→ **Instructions for the task**
Transcribe the full listing below exactly.

(Recorded data)
....
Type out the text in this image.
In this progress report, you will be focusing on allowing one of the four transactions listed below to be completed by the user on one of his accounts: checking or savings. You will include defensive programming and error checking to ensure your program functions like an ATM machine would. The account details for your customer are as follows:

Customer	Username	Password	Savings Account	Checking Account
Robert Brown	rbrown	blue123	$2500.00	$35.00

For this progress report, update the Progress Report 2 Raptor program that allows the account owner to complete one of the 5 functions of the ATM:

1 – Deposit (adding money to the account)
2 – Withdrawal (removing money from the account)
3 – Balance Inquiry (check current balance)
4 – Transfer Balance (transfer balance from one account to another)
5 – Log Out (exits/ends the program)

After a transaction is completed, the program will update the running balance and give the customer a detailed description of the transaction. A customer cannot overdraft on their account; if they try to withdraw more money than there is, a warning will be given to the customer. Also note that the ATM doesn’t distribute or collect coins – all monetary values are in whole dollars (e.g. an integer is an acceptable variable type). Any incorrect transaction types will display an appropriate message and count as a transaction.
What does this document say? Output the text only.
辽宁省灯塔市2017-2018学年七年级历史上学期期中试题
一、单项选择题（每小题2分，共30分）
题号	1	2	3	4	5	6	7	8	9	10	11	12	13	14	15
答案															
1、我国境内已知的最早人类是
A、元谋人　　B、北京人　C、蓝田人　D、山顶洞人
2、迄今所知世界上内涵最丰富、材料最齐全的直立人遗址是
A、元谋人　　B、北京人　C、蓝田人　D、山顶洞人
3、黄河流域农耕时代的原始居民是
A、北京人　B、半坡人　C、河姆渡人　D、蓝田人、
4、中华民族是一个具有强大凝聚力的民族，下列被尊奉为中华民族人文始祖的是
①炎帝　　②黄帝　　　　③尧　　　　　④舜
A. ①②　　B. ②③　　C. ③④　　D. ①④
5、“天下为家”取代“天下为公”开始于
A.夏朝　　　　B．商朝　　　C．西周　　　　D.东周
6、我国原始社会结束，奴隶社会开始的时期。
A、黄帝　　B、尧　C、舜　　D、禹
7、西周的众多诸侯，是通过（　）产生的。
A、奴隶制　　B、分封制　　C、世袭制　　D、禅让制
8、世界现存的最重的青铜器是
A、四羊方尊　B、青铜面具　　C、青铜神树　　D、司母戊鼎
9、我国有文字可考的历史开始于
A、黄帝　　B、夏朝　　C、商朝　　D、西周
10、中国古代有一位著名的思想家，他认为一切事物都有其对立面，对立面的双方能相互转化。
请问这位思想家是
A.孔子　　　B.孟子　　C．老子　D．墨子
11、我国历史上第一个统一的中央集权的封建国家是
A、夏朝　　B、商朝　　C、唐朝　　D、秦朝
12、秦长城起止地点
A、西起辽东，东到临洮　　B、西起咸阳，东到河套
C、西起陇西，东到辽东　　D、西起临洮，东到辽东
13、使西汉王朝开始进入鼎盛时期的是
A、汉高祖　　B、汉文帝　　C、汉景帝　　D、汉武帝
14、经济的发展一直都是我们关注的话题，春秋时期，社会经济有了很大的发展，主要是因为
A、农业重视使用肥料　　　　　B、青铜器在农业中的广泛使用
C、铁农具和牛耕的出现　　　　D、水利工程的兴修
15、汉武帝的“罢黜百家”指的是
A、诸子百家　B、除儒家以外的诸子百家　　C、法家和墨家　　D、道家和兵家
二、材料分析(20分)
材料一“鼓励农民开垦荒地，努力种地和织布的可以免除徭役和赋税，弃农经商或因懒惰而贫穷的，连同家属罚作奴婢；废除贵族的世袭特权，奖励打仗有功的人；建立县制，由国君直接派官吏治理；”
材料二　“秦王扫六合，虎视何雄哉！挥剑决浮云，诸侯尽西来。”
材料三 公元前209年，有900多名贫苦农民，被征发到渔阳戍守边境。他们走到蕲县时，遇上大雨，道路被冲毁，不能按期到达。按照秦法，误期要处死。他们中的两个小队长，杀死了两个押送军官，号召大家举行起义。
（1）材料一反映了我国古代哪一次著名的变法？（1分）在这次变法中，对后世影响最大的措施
....
→ **Final result**
Type out the text in this image.
In this progress report, you will be focusing on allowing one of the four transactions listed below to be completed by the user on one of his accounts: checking or savings. You will include defensive programming and error checking to ensure your program functions like an ATM machine would. The account details for your customer are as follows:

Customer	Username	Password	Savings Account	Checking Account
Robert Brown	rbrown	blue123	$2500.00	$35.00

For this progress report, update the Progress Report 2 Raptor program that allows the account owner to complete one of the 5 functions of the ATM:

1 – Deposit (adding money to the account)
2 – Withdrawal (removing money from the account)
3 – Balance Inquiry (check current balance)
4 – Transfer Balance (transfer balance from one account to another)
5 – Log Out (exits/ends the program)

After a transaction is completed, the program will update the running balance and give the customer a detailed description of the transaction. A customer cannot overdraft on their account; if they try to withdraw more money than there is, a warning will be given to the customer. Also note that the ATM doesn’t distribute or collect coins – all monetary values are in whole dollars (e.g. an integer is an acceptable variable type). Any incorrect transaction types will display an appropriate message and count as a transaction.
What does this document say? Output the text only.
辽宁省灯塔市2017-2018学年七年级历史上学期期中试题
一、单项选择题（每小题2分，共30分）
题号	1	2	3	4	5	6	7	8	9	10	11	12	13	14	15
答案															
1、我国境内已知的最早人类是
A、元谋人　　B、北京人　C、蓝田人　D、山顶洞人
2、迄今所知世界上内涵最丰富、材料最齐全的直立人遗址是
A、元谋人　　B、北京人　C、蓝田人　D、山顶洞人
3、黄河流域农耕时代的原始居民是
A、北京人　B、半坡人　C、河姆渡人　D、蓝田人、
4、中华民族是一个具有强大凝聚力的民族，下列被尊奉为中华民族人文始祖的是
①炎帝　　②黄帝　　　　③尧　　　　　④舜
A. ①②　　B. ②③　　C. ③④　　D. ①④
5、“天下为家”取代“天下为公”开始于
A.夏朝　　　　B．商朝　　　C．西周　　　　D.东周
6、我国原始社会结束，奴隶社会开始的时期。
A、黄帝　　B、尧　C、舜　　D、禹
7、西周的众多诸侯，是通过（　）产生的。
A、奴隶制　　B、分封制　　C、世袭制　　D、禅让制
8、世界现存的最重的青铜器是
A、四羊方尊　B、青铜面具　　C、青铜神树　　D、司母戊鼎
9、我国有文字可考的历史开始于
A、黄帝　　B、夏朝　　C、商朝　　D、西周
10、中国古代有一位著名的思想家，他认为一切事物都有其对立面，对立面的双方能相互转化。
请问这位思想家是
A.孔子　　　B.孟子　　C．老子　D．墨子
11、我国历史上第一个统一的中央集权的封建国家是
A、夏朝　　B、商朝　　C、唐朝　　D、秦朝
12、秦长城起止地点
A、西起辽东，东到临洮　　B、西起咸阳，东到河套
C、西起陇西，东到辽东　　D、西起临洮，东到辽东
13、使西汉王朝开始进入鼎盛时期的是
A、汉高祖　　B、汉文帝　　C、汉景帝　　D、汉武帝
14、经济的发展一直都是我们关注的话题，春秋时期，社会经济有了很大的发展，主要是因为
A、农业重视使用肥料　　　　　B、青铜器在农业中的广泛使用
C、铁农具和牛耕的出现　　　　D、水利工程的兴修
15、汉武帝的“罢黜百家”指的是
A、诸子百家　B、除儒家以外的诸子百家　　C、法家和墨家　　D、道家和兵家
二、材料分析(20分)
材料一“鼓励农民开垦荒地，努力种地和织布的可以免除徭役和赋税，弃农经商或因懒惰而贫穷的，连同家属罚作奴婢；废除贵族的世袭特权，奖励打仗有功的人；建立县制，由国君直接派官吏治理；”
材料二　“秦王扫六合，虎视何雄哉！挥剑决浮云，诸侯尽西来。”
材料三 公元前209年，有900多名贫苦农民，被征发到渔阳戍守边境。他们走到蕲县时，遇上大雨，道路被冲毁，不能按期到达。按照秦法，误期要处死。他们中的两个小队长，杀死了两个押送军官，号召大家举行起义。
（1）材料一反映了我国古代哪一次著名的变法？（1分）在这次变法中，对后世影响最大的措施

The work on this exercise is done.